| EXERCISE MATERIALS |
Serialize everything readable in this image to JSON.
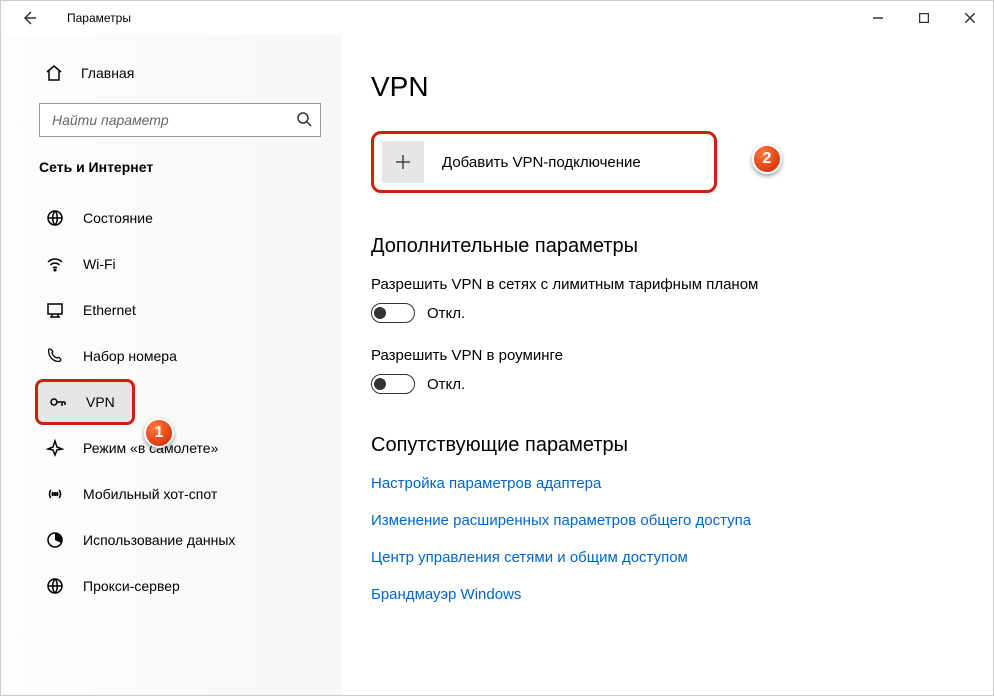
{
  "window": {
    "title": "Параметры"
  },
  "sidebar": {
    "home_label": "Главная",
    "search_placeholder": "Найти параметр",
    "category_header": "Сеть и Интернет",
    "items": [
      {
        "label": "Состояние"
      },
      {
        "label": "Wi-Fi"
      },
      {
        "label": "Ethernet"
      },
      {
        "label": "Набор номера"
      },
      {
        "label": "VPN"
      },
      {
        "label": "Режим «в самолете»"
      },
      {
        "label": "Мобильный хот-спот"
      },
      {
        "label": "Использование данных"
      },
      {
        "label": "Прокси-сервер"
      }
    ]
  },
  "main": {
    "heading": "VPN",
    "add_vpn_label": "Добавить VPN-подключение",
    "advanced_header": "Дополнительные параметры",
    "toggle_metered_label": "Разрешить VPN в сетях с лимитным тарифным планом",
    "toggle_roaming_label": "Разрешить VPN в роуминге",
    "toggle_off_text": "Откл.",
    "related_header": "Сопутствующие параметры",
    "links": [
      "Настройка параметров адаптера",
      "Изменение расширенных параметров общего доступа",
      "Центр управления сетями и общим доступом",
      "Брандмауэр Windows"
    ]
  },
  "annotations": {
    "badge1": "1",
    "badge2": "2"
  }
}
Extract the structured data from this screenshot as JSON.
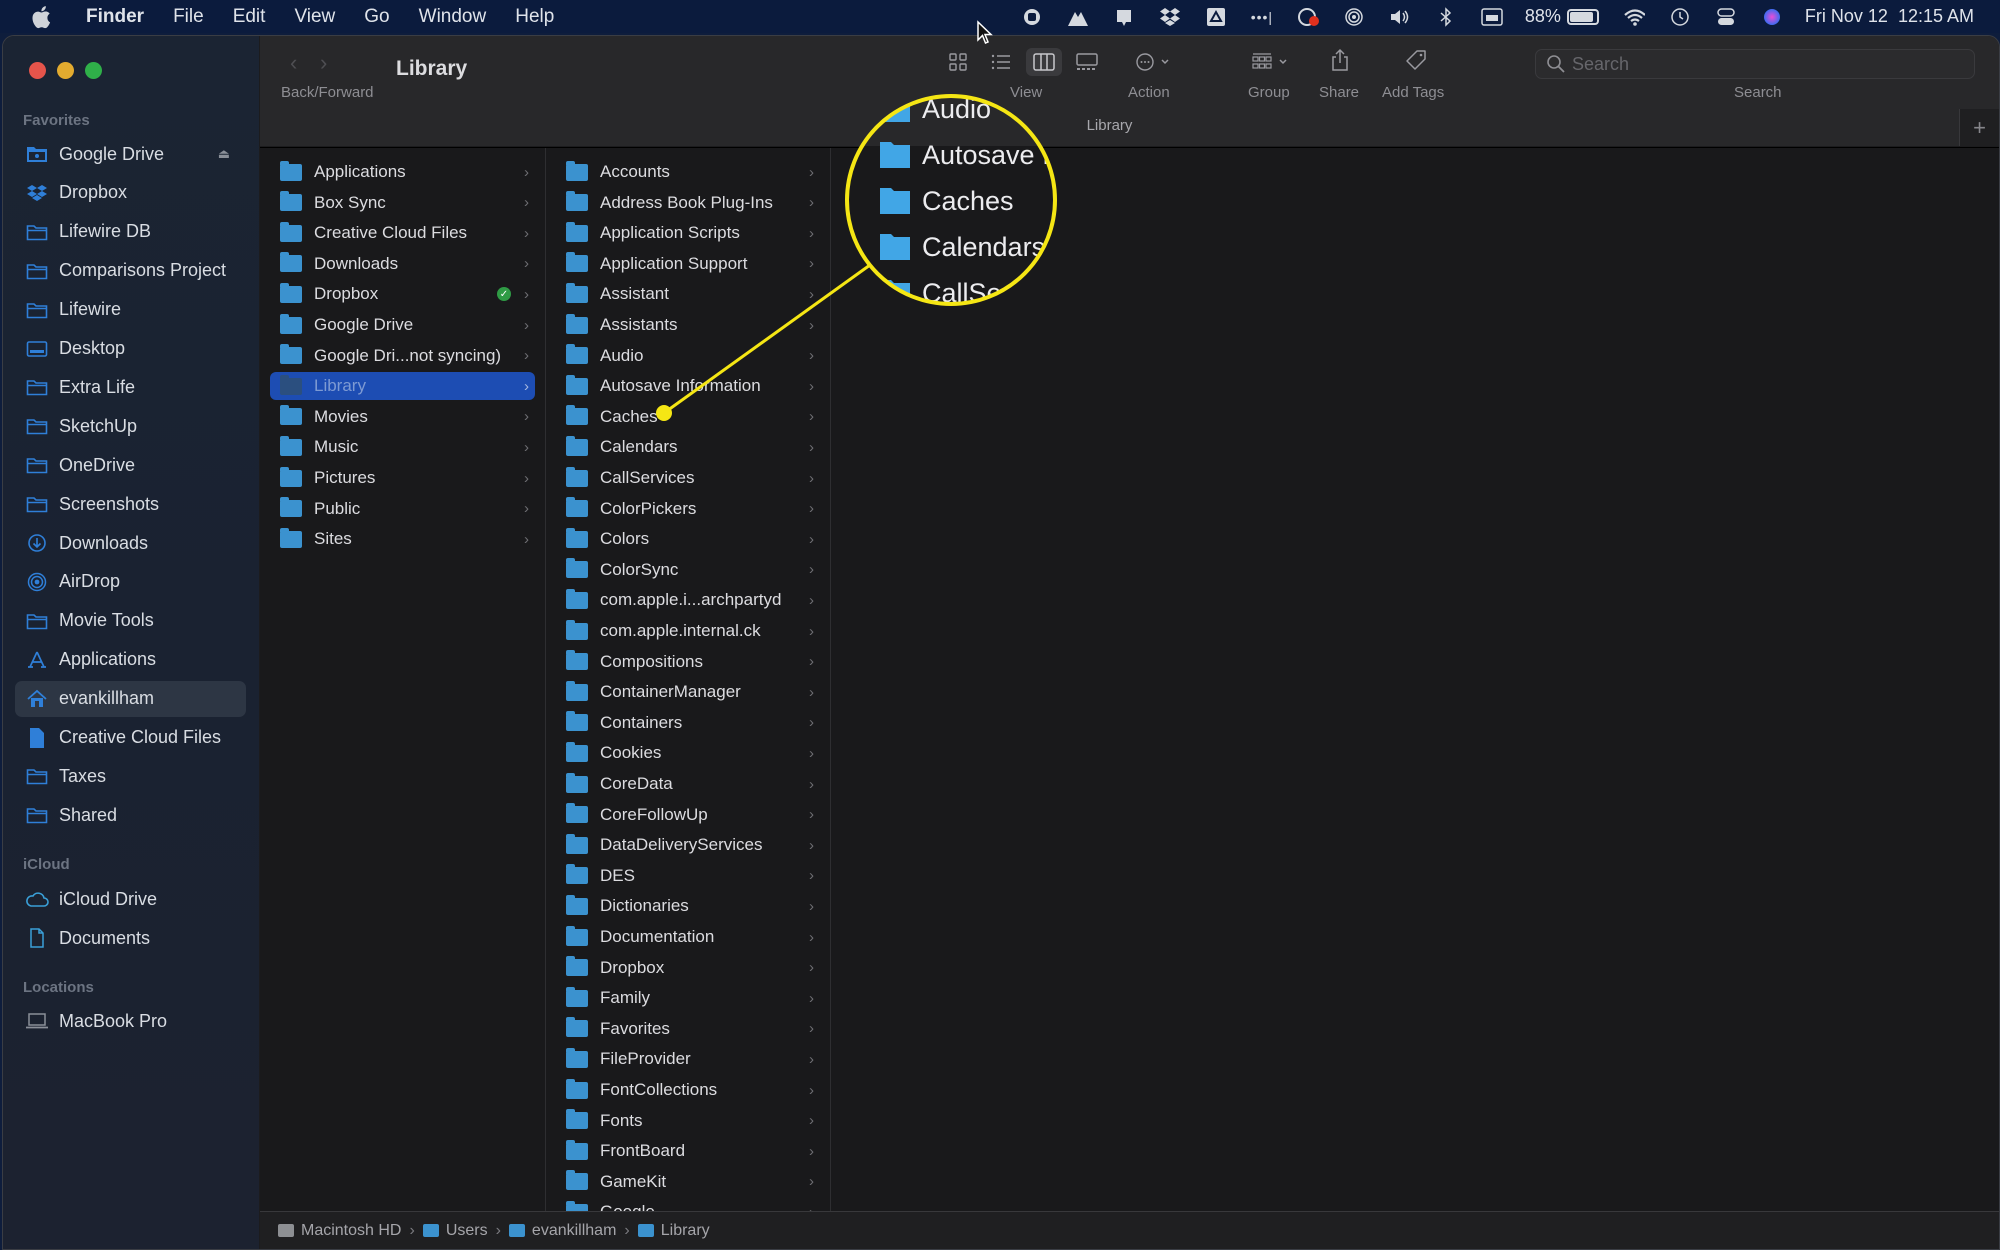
{
  "menubar": {
    "app_name": "Finder",
    "menus": [
      "File",
      "Edit",
      "View",
      "Go",
      "Window",
      "Help"
    ],
    "status": {
      "battery_percent": "88%",
      "battery_level": 0.88,
      "datetime": "Fri Nov 12  12:15 AM"
    }
  },
  "toolbar": {
    "title": "Library",
    "back_forward_label": "Back/Forward",
    "view_label": "View",
    "action_label": "Action",
    "group_label": "Group",
    "share_label": "Share",
    "add_tags_label": "Add Tags",
    "search_label": "Search",
    "search_placeholder": "Search",
    "tab_title": "Library"
  },
  "sidebar": {
    "favorites_header": "Favorites",
    "favorites": [
      {
        "label": "Google Drive",
        "icon": "google-drive-folder-icon"
      },
      {
        "label": "Dropbox",
        "icon": "dropbox-icon"
      },
      {
        "label": "Lifewire DB",
        "icon": "folder-icon"
      },
      {
        "label": "Comparisons Project",
        "icon": "folder-icon"
      },
      {
        "label": "Lifewire",
        "icon": "folder-icon"
      },
      {
        "label": "Desktop",
        "icon": "desktop-icon"
      },
      {
        "label": "Extra Life",
        "icon": "folder-icon"
      },
      {
        "label": "SketchUp",
        "icon": "folder-icon"
      },
      {
        "label": "OneDrive",
        "icon": "folder-icon"
      },
      {
        "label": "Screenshots",
        "icon": "folder-icon"
      },
      {
        "label": "Downloads",
        "icon": "downloads-icon"
      },
      {
        "label": "AirDrop",
        "icon": "airdrop-icon"
      },
      {
        "label": "Movie Tools",
        "icon": "folder-icon"
      },
      {
        "label": "Applications",
        "icon": "applications-icon"
      },
      {
        "label": "evankillham",
        "icon": "home-icon"
      },
      {
        "label": "Creative Cloud Files",
        "icon": "document-icon"
      },
      {
        "label": "Taxes",
        "icon": "folder-icon"
      },
      {
        "label": "Shared",
        "icon": "folder-icon"
      }
    ],
    "icloud_header": "iCloud",
    "icloud": [
      {
        "label": "iCloud Drive",
        "icon": "cloud-icon"
      },
      {
        "label": "Documents",
        "icon": "document-icon"
      }
    ],
    "locations_header": "Locations",
    "locations": [
      {
        "label": "MacBook Pro",
        "icon": "laptop-icon"
      }
    ],
    "selected": "evankillham"
  },
  "columns": {
    "home": [
      "Applications",
      "Box Sync",
      "Creative Cloud Files",
      "Downloads",
      "Dropbox",
      "Google Drive",
      "Google Dri...not syncing)",
      "Library",
      "Movies",
      "Music",
      "Pictures",
      "Public",
      "Sites"
    ],
    "home_selected": "Library",
    "home_synced_badge_item": "Dropbox",
    "library": [
      "Accounts",
      "Address Book Plug-Ins",
      "Application Scripts",
      "Application Support",
      "Assistant",
      "Assistants",
      "Audio",
      "Autosave Information",
      "Caches",
      "Calendars",
      "CallServices",
      "ColorPickers",
      "Colors",
      "ColorSync",
      "com.apple.i...archpartyd",
      "com.apple.internal.ck",
      "Compositions",
      "ContainerManager",
      "Containers",
      "Cookies",
      "CoreData",
      "CoreFollowUp",
      "DataDeliveryServices",
      "DES",
      "Dictionaries",
      "Documentation",
      "Dropbox",
      "Family",
      "Favorites",
      "FileProvider",
      "FontCollections",
      "Fonts",
      "FrontBoard",
      "GameKit",
      "Google"
    ]
  },
  "pathbar": [
    "Macintosh HD",
    "Users",
    "evankillham",
    "Library"
  ],
  "magnifier": {
    "items": [
      "Audio",
      "Autosave I",
      "Caches",
      "Calendars",
      "CallSe"
    ],
    "highlight_target": "Caches",
    "color": "#f5e614"
  }
}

| PROBLEM |
Every record above should be written out again without change, except that the pictures are left out.

| RESULT |
Serialize everything readable in this image to JSON.
{
  "window": {
    "title": "Параметры"
  },
  "sidebar": {
    "home_label": "Главная",
    "search_placeholder": "Найти параметр",
    "category_header": "Сеть и Интернет",
    "items": [
      {
        "label": "Состояние"
      },
      {
        "label": "Wi-Fi"
      },
      {
        "label": "Ethernet"
      },
      {
        "label": "Набор номера"
      },
      {
        "label": "VPN"
      },
      {
        "label": "Режим «в самолете»"
      },
      {
        "label": "Мобильный хот-спот"
      },
      {
        "label": "Использование данных"
      },
      {
        "label": "Прокси-сервер"
      }
    ]
  },
  "main": {
    "heading": "VPN",
    "add_vpn_label": "Добавить VPN-подключение",
    "advanced_header": "Дополнительные параметры",
    "toggle_metered_label": "Разрешить VPN в сетях с лимитным тарифным планом",
    "toggle_roaming_label": "Разрешить VPN в роуминге",
    "toggle_off_text": "Откл.",
    "related_header": "Сопутствующие параметры",
    "links": [
      "Настройка параметров адаптера",
      "Изменение расширенных параметров общего доступа",
      "Центр управления сетями и общим доступом",
      "Брандмауэр Windows"
    ]
  },
  "annotations": {
    "badge1": "1",
    "badge2": "2"
  }
}
Extract the structured data from this screenshot as JSON.
{
  "menubar": {
    "app_name": "Finder",
    "menus": [
      "File",
      "Edit",
      "View",
      "Go",
      "Window",
      "Help"
    ],
    "status": {
      "battery_percent": "88%",
      "battery_level": 0.88,
      "datetime": "Fri Nov 12  12:15 AM"
    }
  },
  "toolbar": {
    "title": "Library",
    "back_forward_label": "Back/Forward",
    "view_label": "View",
    "action_label": "Action",
    "group_label": "Group",
    "share_label": "Share",
    "add_tags_label": "Add Tags",
    "search_label": "Search",
    "search_placeholder": "Search",
    "tab_title": "Library"
  },
  "sidebar": {
    "favorites_header": "Favorites",
    "favorites": [
      {
        "label": "Google Drive",
        "icon": "google-drive-folder-icon"
      },
      {
        "label": "Dropbox",
        "icon": "dropbox-icon"
      },
      {
        "label": "Lifewire DB",
        "icon": "folder-icon"
      },
      {
        "label": "Comparisons Project",
        "icon": "folder-icon"
      },
      {
        "label": "Lifewire",
        "icon": "folder-icon"
      },
      {
        "label": "Desktop",
        "icon": "desktop-icon"
      },
      {
        "label": "Extra Life",
        "icon": "folder-icon"
      },
      {
        "label": "SketchUp",
        "icon": "folder-icon"
      },
      {
        "label": "OneDrive",
        "icon": "folder-icon"
      },
      {
        "label": "Screenshots",
        "icon": "folder-icon"
      },
      {
        "label": "Downloads",
        "icon": "downloads-icon"
      },
      {
        "label": "AirDrop",
        "icon": "airdrop-icon"
      },
      {
        "label": "Movie Tools",
        "icon": "folder-icon"
      },
      {
        "label": "Applications",
        "icon": "applications-icon"
      },
      {
        "label": "evankillham",
        "icon": "home-icon"
      },
      {
        "label": "Creative Cloud Files",
        "icon": "document-icon"
      },
      {
        "label": "Taxes",
        "icon": "folder-icon"
      },
      {
        "label": "Shared",
        "icon": "folder-icon"
      }
    ],
    "icloud_header": "iCloud",
    "icloud": [
      {
        "label": "iCloud Drive",
        "icon": "cloud-icon"
      },
      {
        "label": "Documents",
        "icon": "document-icon"
      }
    ],
    "locations_header": "Locations",
    "locations": [
      {
        "label": "MacBook Pro",
        "icon": "laptop-icon"
      }
    ],
    "selected": "evankillham"
  },
  "columns": {
    "home": [
      "Applications",
      "Box Sync",
      "Creative Cloud Files",
      "Downloads",
      "Dropbox",
      "Google Drive",
      "Google Dri...not syncing)",
      "Library",
      "Movies",
      "Music",
      "Pictures",
      "Public",
      "Sites"
    ],
    "home_selected": "Library",
    "home_synced_badge_item": "Dropbox",
    "library": [
      "Accounts",
      "Address Book Plug-Ins",
      "Application Scripts",
      "Application Support",
      "Assistant",
      "Assistants",
      "Audio",
      "Autosave Information",
      "Caches",
      "Calendars",
      "CallServices",
      "ColorPickers",
      "Colors",
      "ColorSync",
      "com.apple.i...archpartyd",
      "com.apple.internal.ck",
      "Compositions",
      "ContainerManager",
      "Containers",
      "Cookies",
      "CoreData",
      "CoreFollowUp",
      "DataDeliveryServices",
      "DES",
      "Dictionaries",
      "Documentation",
      "Dropbox",
      "Family",
      "Favorites",
      "FileProvider",
      "FontCollections",
      "Fonts",
      "FrontBoard",
      "GameKit",
      "Google"
    ]
  },
  "pathbar": [
    "Macintosh HD",
    "Users",
    "evankillham",
    "Library"
  ],
  "magnifier": {
    "items": [
      "Audio",
      "Autosave I",
      "Caches",
      "Calendars",
      "CallSe"
    ],
    "highlight_target": "Caches",
    "color": "#f5e614"
  }
}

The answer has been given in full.